--- start ---

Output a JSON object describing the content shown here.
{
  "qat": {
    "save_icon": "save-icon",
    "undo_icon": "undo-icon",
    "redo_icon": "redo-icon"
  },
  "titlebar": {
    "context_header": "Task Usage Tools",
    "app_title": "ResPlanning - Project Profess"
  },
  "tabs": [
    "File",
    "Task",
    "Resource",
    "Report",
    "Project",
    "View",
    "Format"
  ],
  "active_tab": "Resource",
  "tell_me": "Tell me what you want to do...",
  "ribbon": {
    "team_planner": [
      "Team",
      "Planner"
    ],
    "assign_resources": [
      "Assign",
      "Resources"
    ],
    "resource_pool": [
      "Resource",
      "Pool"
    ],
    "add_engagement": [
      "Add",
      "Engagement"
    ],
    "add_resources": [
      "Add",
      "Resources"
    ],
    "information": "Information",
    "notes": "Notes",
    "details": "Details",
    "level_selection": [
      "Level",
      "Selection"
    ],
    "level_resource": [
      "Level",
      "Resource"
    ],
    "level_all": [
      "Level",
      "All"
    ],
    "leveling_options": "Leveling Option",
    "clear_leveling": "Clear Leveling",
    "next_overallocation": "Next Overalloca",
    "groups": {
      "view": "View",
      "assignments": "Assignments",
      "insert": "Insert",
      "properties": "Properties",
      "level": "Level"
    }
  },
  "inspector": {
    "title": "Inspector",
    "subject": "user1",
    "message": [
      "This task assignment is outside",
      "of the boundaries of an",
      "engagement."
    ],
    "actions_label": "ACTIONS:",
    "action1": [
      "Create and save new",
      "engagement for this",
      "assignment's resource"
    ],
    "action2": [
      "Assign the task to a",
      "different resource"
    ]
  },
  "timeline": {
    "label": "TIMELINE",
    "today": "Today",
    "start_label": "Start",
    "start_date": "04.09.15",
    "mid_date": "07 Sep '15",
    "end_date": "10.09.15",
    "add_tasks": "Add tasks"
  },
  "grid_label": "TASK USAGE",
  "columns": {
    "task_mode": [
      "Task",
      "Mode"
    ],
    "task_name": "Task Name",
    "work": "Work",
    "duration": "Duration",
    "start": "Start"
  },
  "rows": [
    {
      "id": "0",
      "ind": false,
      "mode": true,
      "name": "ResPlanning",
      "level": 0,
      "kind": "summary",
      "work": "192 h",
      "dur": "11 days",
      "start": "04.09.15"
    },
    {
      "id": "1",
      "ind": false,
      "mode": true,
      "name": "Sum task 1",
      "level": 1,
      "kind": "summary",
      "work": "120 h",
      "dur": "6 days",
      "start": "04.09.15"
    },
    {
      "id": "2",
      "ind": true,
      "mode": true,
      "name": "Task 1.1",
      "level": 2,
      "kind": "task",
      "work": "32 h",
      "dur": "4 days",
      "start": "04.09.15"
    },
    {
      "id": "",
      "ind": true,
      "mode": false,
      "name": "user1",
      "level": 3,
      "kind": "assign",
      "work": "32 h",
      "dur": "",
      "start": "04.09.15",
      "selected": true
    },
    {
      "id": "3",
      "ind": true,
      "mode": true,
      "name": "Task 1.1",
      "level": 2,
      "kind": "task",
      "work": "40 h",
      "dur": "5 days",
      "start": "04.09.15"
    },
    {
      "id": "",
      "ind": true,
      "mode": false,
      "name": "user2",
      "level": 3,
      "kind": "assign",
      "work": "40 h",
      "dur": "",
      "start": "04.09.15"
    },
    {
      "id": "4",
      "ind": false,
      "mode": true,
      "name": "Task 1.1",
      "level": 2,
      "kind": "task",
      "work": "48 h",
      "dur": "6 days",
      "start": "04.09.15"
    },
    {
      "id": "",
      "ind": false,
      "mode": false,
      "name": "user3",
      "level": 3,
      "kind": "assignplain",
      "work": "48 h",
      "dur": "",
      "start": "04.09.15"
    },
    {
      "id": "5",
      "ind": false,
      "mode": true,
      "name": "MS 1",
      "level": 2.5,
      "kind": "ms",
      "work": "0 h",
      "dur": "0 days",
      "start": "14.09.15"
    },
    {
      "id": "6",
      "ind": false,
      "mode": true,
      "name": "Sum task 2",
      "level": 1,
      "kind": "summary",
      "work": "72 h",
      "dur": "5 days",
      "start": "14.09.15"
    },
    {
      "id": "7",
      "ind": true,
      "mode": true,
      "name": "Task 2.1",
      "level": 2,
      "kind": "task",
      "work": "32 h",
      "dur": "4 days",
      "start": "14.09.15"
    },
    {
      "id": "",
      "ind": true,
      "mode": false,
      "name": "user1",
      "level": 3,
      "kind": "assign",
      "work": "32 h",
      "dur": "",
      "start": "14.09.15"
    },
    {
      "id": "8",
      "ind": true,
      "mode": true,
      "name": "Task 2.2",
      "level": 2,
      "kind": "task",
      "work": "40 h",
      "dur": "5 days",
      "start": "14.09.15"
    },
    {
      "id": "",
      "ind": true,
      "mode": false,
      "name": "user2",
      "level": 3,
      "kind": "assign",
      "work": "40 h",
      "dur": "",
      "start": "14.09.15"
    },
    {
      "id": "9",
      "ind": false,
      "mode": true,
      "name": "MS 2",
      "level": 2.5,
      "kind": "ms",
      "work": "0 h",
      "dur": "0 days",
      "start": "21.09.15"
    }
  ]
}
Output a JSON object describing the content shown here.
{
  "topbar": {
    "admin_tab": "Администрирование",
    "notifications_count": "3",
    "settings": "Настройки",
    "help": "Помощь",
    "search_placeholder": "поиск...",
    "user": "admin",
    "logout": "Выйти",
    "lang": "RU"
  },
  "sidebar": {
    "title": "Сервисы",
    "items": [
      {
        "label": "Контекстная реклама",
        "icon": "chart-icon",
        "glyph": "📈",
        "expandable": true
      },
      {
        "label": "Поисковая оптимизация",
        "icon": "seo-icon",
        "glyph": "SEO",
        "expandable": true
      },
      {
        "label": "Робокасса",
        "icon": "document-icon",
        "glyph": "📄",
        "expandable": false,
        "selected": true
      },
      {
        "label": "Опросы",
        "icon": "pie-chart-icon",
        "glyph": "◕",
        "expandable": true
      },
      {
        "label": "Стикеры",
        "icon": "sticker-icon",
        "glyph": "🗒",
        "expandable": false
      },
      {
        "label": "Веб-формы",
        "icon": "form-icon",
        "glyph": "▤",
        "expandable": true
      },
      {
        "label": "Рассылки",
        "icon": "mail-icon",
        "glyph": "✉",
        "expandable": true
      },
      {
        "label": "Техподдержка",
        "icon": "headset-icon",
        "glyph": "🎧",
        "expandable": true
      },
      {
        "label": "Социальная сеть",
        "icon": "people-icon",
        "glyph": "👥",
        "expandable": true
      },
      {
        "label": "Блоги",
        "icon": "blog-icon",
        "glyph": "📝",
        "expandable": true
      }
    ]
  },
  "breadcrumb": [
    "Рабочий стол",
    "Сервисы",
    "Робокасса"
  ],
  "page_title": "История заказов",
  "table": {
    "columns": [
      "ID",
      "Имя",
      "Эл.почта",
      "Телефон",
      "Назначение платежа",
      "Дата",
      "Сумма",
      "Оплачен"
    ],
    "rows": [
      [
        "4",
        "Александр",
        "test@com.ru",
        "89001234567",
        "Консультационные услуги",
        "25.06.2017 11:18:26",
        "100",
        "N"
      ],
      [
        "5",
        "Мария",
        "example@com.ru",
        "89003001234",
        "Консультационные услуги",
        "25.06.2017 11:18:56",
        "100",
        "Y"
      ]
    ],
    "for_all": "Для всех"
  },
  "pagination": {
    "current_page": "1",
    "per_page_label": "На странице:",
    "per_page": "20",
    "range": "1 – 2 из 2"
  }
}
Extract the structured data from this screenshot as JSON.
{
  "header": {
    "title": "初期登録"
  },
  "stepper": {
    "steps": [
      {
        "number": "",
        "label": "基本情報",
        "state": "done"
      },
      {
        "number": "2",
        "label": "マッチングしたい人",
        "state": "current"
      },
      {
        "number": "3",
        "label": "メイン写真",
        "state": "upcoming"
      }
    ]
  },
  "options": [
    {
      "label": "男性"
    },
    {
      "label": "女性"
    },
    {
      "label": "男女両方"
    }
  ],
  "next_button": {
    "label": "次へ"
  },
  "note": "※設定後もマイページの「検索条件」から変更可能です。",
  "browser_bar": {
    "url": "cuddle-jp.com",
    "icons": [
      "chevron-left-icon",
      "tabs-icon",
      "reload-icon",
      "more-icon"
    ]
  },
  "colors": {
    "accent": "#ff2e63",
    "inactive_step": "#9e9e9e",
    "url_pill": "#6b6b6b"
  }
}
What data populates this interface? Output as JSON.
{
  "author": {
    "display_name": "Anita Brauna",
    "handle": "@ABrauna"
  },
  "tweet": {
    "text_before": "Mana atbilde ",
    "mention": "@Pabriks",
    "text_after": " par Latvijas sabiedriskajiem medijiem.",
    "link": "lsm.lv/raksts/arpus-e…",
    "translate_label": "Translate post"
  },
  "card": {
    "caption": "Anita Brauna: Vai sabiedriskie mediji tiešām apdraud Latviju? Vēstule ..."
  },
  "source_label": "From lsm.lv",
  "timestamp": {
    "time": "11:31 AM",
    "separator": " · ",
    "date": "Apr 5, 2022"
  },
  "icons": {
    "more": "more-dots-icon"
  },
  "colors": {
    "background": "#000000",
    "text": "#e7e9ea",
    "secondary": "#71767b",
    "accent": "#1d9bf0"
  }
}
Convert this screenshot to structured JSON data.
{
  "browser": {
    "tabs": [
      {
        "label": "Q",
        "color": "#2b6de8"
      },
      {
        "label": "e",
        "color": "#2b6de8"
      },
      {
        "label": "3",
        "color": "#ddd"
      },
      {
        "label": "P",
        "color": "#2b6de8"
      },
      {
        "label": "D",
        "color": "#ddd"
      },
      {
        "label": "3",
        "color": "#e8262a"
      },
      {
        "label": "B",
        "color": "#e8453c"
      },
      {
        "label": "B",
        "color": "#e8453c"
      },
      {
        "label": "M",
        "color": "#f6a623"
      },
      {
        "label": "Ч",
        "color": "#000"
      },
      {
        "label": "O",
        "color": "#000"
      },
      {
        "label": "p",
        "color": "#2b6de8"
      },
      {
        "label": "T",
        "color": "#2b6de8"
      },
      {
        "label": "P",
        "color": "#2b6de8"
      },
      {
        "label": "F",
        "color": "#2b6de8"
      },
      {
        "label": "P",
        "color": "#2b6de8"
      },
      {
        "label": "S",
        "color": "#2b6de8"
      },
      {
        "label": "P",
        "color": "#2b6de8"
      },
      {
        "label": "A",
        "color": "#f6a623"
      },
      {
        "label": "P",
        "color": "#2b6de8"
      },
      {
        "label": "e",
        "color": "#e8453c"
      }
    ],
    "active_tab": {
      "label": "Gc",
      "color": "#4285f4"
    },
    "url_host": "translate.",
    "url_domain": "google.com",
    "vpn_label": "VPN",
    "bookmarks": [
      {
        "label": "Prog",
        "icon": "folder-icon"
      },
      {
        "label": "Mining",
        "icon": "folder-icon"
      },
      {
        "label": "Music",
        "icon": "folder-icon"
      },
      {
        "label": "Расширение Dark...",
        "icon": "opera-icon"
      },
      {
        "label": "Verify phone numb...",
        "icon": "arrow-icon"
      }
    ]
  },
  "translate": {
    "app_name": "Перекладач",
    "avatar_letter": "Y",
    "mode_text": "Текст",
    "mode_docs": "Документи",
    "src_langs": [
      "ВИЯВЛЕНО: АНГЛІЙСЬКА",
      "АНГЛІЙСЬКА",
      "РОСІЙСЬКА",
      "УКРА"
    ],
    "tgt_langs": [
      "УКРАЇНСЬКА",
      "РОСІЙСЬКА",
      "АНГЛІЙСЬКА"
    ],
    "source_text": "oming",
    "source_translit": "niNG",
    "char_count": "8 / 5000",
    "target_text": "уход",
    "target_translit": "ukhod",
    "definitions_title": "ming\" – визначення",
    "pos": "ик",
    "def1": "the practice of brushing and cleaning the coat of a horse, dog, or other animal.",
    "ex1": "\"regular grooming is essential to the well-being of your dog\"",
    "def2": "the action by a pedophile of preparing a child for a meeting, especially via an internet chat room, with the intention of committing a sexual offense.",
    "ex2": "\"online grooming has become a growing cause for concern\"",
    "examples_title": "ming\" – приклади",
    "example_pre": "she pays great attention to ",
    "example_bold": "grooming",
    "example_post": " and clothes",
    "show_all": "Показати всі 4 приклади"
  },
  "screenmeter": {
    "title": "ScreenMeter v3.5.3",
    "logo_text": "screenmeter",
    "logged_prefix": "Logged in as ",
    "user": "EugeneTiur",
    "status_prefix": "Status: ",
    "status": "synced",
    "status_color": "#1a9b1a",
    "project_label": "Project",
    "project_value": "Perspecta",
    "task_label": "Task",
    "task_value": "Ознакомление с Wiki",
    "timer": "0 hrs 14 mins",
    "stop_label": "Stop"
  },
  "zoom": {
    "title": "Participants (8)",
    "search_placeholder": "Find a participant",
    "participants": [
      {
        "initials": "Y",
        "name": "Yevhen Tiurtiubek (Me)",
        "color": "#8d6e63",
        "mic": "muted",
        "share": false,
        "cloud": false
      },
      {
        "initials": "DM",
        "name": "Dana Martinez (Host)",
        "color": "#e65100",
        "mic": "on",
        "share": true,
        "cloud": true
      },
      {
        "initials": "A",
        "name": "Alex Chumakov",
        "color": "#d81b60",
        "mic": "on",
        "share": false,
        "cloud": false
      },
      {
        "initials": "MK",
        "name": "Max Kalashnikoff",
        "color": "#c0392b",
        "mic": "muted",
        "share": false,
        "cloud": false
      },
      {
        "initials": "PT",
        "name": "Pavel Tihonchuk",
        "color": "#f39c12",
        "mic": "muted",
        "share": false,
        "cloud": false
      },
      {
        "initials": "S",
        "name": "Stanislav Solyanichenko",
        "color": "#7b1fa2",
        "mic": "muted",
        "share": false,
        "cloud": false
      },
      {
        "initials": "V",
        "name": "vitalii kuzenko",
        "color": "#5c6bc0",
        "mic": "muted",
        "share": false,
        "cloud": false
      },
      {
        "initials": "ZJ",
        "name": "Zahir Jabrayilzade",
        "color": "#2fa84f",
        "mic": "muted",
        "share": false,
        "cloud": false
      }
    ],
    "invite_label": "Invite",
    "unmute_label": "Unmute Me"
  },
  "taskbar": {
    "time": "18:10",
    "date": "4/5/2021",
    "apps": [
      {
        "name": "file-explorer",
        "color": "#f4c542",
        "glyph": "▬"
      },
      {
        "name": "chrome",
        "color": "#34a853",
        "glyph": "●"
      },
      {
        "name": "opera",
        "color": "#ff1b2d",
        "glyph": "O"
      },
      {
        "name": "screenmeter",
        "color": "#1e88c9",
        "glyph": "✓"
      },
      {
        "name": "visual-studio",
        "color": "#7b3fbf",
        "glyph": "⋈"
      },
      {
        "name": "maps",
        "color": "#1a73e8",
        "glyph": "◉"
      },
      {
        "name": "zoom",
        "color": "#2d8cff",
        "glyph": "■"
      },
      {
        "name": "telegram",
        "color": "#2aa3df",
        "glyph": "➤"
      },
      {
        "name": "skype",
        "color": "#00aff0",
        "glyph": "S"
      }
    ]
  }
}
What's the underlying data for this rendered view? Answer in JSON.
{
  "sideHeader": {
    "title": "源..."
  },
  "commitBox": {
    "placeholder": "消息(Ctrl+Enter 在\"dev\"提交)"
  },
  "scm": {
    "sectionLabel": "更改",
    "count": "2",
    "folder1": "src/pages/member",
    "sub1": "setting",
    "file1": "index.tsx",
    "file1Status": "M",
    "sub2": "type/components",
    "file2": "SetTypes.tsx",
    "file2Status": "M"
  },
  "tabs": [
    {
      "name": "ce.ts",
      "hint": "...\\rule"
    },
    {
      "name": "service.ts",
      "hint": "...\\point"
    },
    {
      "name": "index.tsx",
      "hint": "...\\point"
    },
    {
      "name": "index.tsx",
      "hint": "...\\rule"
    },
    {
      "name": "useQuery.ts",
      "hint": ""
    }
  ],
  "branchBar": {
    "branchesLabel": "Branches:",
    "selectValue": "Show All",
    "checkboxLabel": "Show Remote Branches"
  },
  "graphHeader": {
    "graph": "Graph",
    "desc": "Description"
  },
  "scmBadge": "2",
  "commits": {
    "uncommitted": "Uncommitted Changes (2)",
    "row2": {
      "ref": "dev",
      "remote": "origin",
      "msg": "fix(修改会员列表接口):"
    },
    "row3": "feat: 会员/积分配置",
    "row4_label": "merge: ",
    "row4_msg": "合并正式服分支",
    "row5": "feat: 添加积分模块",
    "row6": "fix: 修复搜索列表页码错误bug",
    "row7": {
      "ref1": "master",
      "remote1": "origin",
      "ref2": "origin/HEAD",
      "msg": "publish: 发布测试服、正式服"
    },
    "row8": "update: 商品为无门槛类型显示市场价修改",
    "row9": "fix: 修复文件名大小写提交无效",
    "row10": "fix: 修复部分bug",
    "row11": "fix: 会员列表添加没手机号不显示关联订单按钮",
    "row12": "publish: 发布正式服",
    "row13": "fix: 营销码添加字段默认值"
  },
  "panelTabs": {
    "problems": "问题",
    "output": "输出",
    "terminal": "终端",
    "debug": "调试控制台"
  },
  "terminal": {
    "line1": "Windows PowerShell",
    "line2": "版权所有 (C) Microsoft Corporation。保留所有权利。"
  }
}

--- end ---

▸ Problem: Extract all lines that hold the word "state".

▸ Solution:
        "state": "done"
        "state": "current"
        "state": "upcoming"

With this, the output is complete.